» **DIRECTION**: Answer with one number only: the number of lines that include the word "Landmark".

[Stored records]
• • •

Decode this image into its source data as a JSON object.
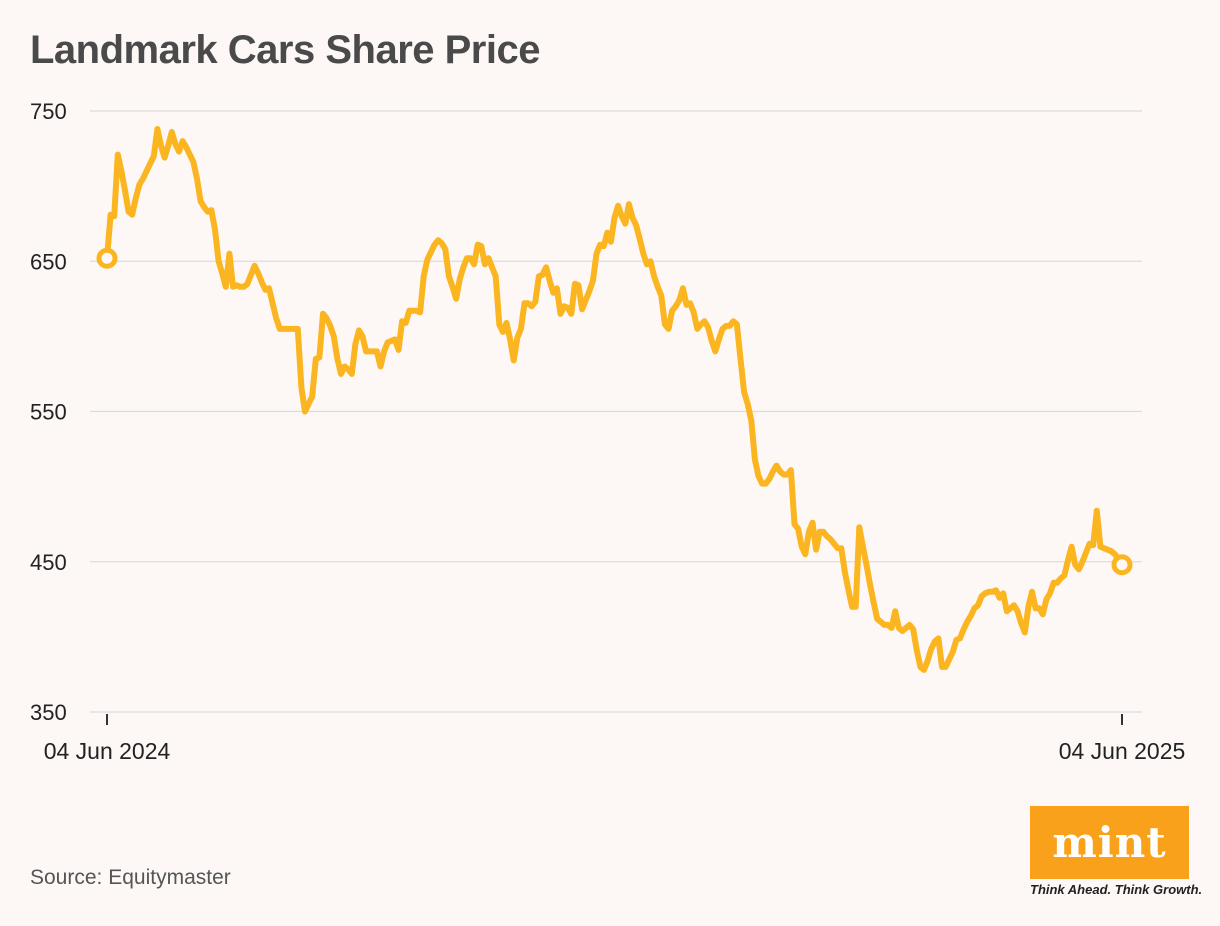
{
  "header": {
    "title": "Landmark Cars Share Price"
  },
  "footer": {
    "source": "Source: Equitymaster"
  },
  "logo": {
    "brand": "mint",
    "tagline": "Think Ahead. Think Growth.",
    "color": "#f9a11b"
  },
  "colors": {
    "line": "#fbb521",
    "grid": "#dcdcdc",
    "axis_text": "#222222"
  },
  "chart_data": {
    "type": "line",
    "title": "Landmark Cars Share Price",
    "xlabel": "",
    "ylabel": "",
    "ylim": [
      350,
      750
    ],
    "yticks": [
      350,
      450,
      550,
      650,
      750
    ],
    "xtick_labels": [
      "04 Jun 2024",
      "04 Jun 2025"
    ],
    "x_start": "04 Jun 2024",
    "x_end": "04 Jun 2025",
    "grid": true,
    "markers": [
      "start",
      "end"
    ],
    "series": [
      {
        "values": [
          652,
          681,
          680,
          721,
          710,
          697,
          683,
          681,
          692,
          701,
          705,
          710,
          715,
          720,
          738,
          727,
          719,
          727,
          736,
          728,
          723,
          730,
          726,
          721,
          716,
          705,
          690,
          686,
          683,
          684,
          671,
          650,
          642,
          633,
          655,
          633,
          634,
          633,
          633,
          635,
          641,
          647,
          642,
          636,
          631,
          632,
          622,
          612,
          605,
          605,
          605,
          605,
          605,
          605,
          566,
          550,
          555,
          560,
          585,
          586,
          615,
          612,
          607,
          600,
          585,
          575,
          580,
          578,
          575,
          595,
          604,
          600,
          590,
          590,
          590,
          590,
          580,
          590,
          596,
          597,
          598,
          591,
          610,
          609,
          617,
          617,
          617,
          616,
          640,
          651,
          656,
          661,
          664,
          662,
          658,
          640,
          633,
          625,
          638,
          646,
          652,
          652,
          648,
          661,
          660,
          648,
          652,
          646,
          640,
          608,
          603,
          609,
          598,
          584,
          599,
          605,
          622,
          622,
          620,
          623,
          640,
          641,
          646,
          637,
          629,
          632,
          615,
          620,
          619,
          615,
          635,
          634,
          618,
          624,
          630,
          637,
          655,
          661,
          660,
          669,
          663,
          679,
          687,
          680,
          675,
          688,
          679,
          674,
          665,
          655,
          648,
          650,
          640,
          633,
          627,
          608,
          605,
          617,
          620,
          624,
          632,
          621,
          622,
          616,
          605,
          608,
          610,
          606,
          597,
          590,
          598,
          605,
          607,
          607,
          610,
          608,
          585,
          563,
          555,
          544,
          518,
          507,
          502,
          502,
          505,
          510,
          514,
          510,
          508,
          508,
          511,
          475,
          472,
          460,
          455,
          470,
          476,
          458,
          470,
          470,
          467,
          465,
          462,
          459,
          459,
          443,
          431,
          420,
          420,
          473,
          460,
          448,
          435,
          423,
          412,
          410,
          408,
          408,
          406,
          417,
          406,
          404,
          406,
          408,
          405,
          391,
          380,
          378,
          384,
          392,
          397,
          399,
          380,
          380,
          385,
          390,
          398,
          399,
          405,
          410,
          414,
          419,
          421,
          427,
          429,
          430,
          430,
          431,
          426,
          429,
          417,
          419,
          421,
          417,
          409,
          403,
          420,
          430,
          419,
          419,
          415,
          425,
          429,
          436,
          436,
          439,
          441,
          451,
          460,
          448,
          445,
          450,
          456,
          462,
          461,
          484,
          460,
          459,
          458,
          457,
          455,
          452,
          448
        ]
      }
    ]
  }
}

• • •

» **SOLUTION TO THE PROBLEM**: 2